* Source material *

+--

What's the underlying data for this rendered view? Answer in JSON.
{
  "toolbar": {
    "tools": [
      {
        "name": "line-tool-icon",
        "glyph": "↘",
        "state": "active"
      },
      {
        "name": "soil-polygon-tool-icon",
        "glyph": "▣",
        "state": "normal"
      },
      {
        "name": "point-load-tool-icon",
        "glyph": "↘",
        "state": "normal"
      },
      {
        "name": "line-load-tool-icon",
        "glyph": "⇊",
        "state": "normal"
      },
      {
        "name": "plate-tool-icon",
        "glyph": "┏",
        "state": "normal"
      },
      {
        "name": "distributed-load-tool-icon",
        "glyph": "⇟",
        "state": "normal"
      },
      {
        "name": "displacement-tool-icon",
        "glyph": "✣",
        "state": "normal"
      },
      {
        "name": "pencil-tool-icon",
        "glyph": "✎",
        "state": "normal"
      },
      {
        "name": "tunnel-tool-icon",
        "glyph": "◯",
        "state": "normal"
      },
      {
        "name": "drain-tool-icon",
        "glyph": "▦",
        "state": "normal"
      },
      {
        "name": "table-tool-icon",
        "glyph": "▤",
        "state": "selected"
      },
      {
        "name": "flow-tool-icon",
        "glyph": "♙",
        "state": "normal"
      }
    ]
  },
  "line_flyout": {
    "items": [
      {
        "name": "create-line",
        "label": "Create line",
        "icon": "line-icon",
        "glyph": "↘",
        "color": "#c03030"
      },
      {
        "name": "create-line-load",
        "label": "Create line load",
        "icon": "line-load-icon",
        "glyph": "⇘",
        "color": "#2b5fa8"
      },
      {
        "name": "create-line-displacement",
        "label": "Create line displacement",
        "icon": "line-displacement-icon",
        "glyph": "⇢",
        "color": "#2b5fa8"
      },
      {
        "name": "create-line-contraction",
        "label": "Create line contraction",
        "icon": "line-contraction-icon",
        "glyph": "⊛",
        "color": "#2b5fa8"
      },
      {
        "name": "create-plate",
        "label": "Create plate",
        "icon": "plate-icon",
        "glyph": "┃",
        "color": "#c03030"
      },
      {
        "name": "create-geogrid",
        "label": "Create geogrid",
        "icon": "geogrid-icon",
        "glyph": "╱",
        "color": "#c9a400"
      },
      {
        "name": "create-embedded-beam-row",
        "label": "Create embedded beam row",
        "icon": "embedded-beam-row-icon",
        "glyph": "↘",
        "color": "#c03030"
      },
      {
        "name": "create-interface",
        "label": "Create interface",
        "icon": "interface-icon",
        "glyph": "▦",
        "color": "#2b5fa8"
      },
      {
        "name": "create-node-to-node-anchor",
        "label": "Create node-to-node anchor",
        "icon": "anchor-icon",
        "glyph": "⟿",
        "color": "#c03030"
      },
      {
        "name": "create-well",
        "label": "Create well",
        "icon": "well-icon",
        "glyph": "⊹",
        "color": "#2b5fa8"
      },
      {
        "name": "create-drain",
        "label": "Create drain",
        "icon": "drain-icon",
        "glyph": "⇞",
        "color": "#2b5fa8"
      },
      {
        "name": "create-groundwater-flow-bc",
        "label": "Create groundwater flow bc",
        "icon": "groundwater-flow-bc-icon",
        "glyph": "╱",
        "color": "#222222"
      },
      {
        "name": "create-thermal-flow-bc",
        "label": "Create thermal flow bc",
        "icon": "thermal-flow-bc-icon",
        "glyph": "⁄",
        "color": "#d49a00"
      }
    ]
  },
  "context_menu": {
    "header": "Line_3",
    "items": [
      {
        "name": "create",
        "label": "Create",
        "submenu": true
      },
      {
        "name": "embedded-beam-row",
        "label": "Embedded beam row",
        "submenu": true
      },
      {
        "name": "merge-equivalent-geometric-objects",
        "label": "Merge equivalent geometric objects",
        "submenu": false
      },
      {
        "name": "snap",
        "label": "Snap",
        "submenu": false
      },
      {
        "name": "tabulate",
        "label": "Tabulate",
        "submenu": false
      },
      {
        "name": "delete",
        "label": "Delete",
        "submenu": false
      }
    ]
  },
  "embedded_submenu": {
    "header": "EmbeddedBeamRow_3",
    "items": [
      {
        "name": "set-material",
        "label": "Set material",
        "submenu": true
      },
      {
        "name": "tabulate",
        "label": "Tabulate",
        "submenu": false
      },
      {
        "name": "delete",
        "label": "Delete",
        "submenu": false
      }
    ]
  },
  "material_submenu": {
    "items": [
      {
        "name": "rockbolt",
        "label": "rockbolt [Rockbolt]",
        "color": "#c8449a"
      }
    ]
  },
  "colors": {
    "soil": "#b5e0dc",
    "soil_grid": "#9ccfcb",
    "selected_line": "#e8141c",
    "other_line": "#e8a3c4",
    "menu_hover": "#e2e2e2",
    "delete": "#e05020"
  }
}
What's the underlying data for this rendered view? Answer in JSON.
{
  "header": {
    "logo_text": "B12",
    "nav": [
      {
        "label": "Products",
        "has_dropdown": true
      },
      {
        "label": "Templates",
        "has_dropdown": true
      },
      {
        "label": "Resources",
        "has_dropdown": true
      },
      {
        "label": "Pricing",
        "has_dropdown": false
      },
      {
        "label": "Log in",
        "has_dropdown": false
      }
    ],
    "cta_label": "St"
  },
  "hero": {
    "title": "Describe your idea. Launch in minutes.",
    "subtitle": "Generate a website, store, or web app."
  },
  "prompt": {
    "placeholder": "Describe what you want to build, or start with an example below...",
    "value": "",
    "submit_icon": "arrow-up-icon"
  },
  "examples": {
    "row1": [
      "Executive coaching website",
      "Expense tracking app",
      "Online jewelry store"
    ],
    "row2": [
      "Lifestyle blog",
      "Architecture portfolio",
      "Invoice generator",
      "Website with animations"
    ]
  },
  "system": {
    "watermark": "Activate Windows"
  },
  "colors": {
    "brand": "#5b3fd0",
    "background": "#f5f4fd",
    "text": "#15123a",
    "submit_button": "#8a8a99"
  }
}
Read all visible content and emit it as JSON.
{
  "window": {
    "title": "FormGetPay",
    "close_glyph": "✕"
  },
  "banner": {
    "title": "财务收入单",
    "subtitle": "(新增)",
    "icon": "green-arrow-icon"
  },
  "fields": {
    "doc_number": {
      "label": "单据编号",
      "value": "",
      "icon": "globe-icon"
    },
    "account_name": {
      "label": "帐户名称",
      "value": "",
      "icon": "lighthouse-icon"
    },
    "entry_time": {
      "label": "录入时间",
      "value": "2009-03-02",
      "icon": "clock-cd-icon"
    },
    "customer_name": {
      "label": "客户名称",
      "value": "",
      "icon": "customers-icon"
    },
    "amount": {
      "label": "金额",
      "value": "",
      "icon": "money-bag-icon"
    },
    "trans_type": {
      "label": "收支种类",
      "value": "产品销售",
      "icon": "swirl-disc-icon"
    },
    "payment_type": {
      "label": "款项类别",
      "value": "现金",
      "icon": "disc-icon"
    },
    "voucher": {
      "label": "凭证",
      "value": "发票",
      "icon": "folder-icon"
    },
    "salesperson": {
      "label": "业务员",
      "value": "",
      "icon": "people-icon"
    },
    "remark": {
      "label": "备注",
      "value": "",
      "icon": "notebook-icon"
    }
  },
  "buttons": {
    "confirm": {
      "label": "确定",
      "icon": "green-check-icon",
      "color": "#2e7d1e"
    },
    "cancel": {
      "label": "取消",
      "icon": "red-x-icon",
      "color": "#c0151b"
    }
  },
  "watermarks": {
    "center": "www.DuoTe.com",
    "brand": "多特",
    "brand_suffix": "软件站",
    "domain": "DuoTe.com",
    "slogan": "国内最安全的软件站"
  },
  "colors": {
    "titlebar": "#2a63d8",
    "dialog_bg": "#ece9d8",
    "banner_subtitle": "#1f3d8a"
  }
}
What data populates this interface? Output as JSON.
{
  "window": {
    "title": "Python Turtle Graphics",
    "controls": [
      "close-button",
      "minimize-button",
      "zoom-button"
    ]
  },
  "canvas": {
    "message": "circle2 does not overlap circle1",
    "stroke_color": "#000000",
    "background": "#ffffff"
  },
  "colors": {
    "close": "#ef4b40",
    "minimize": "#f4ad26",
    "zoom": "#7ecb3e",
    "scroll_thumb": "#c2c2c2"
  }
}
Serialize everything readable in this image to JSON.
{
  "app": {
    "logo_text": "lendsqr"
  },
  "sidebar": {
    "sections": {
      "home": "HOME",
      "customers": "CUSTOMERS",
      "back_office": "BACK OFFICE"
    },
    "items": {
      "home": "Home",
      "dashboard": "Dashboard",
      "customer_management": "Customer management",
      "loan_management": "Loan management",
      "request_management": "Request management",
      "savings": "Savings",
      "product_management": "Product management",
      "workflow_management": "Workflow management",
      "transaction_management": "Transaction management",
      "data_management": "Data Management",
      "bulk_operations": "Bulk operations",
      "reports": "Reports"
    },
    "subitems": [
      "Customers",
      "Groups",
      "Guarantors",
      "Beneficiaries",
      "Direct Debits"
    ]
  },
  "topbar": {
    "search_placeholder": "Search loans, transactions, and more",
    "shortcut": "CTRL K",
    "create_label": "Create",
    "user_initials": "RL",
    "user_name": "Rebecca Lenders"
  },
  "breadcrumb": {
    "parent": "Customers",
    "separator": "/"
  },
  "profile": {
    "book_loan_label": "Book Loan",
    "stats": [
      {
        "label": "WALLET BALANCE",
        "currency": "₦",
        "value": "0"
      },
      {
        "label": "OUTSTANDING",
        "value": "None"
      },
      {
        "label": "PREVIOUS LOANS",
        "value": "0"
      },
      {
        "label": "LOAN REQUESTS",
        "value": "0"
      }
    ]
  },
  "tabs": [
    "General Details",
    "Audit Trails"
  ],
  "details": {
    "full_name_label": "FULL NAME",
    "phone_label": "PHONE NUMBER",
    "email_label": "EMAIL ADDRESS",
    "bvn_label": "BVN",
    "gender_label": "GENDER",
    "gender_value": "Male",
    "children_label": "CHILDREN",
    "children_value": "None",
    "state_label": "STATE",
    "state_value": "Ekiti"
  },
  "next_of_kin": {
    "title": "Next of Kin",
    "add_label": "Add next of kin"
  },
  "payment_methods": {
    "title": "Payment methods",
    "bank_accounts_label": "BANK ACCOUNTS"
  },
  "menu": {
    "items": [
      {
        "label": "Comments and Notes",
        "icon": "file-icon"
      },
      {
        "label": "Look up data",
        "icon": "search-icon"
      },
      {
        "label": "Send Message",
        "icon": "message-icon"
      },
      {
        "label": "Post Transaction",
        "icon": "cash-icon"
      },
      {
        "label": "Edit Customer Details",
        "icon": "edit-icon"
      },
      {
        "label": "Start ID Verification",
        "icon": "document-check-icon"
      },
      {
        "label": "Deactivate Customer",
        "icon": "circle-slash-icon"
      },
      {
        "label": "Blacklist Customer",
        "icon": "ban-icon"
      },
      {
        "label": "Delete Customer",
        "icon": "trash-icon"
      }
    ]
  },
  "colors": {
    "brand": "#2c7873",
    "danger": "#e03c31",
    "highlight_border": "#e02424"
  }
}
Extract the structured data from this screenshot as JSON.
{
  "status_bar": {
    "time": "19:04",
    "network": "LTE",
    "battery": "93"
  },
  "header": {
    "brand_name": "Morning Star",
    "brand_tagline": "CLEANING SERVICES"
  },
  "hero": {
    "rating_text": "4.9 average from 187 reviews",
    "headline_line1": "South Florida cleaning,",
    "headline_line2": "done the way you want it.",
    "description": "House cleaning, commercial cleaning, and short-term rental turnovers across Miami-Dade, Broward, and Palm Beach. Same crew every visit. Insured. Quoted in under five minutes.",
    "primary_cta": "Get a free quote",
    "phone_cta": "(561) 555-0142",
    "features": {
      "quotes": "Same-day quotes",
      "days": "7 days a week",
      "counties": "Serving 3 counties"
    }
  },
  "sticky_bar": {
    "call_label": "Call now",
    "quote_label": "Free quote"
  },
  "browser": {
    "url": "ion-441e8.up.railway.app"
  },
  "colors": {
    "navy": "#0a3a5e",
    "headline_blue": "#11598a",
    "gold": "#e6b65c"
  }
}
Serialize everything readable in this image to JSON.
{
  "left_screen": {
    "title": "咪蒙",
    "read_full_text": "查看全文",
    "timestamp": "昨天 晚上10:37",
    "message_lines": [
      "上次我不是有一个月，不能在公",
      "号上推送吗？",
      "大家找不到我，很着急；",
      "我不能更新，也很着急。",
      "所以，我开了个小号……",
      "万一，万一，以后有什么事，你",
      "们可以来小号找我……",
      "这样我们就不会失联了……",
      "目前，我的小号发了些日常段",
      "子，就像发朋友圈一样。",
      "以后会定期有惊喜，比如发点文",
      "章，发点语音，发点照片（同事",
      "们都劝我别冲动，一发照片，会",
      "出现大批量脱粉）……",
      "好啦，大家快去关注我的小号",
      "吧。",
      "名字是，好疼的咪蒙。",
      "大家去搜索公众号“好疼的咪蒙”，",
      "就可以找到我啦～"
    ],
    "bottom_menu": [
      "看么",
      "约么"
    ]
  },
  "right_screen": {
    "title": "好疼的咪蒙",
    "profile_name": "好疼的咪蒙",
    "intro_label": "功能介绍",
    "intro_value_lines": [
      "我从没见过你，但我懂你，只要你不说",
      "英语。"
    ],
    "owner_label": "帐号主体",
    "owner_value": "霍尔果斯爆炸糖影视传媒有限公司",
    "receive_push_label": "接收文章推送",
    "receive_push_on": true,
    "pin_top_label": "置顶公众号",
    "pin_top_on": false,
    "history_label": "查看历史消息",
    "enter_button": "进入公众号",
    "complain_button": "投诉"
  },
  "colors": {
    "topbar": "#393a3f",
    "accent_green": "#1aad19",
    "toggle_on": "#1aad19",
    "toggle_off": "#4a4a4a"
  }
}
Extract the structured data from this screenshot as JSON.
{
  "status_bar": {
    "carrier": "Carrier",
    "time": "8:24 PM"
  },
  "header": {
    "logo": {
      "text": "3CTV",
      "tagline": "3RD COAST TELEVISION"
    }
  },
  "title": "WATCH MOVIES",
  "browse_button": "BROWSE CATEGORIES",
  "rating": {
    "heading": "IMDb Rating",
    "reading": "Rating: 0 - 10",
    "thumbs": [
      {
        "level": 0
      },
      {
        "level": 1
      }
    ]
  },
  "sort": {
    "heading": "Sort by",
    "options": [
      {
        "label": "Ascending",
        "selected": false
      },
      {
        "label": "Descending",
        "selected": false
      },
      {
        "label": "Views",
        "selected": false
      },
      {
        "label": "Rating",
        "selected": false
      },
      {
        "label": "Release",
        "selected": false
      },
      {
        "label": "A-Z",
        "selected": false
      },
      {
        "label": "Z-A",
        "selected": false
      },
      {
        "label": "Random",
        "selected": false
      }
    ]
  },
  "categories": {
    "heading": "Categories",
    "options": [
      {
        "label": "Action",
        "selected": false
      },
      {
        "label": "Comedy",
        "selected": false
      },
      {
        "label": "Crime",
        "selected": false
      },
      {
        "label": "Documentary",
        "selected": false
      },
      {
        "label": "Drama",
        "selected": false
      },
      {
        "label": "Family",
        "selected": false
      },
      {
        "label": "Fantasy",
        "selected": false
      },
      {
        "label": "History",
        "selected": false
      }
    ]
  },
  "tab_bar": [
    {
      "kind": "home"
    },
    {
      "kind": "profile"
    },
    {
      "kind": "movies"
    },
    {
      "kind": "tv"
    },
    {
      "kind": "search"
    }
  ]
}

+--

* Set problem *
Look through the records and gather each line with the word "check".

* Task result *
      "icon": "green-check-icon",
        "icon": "document-check-icon"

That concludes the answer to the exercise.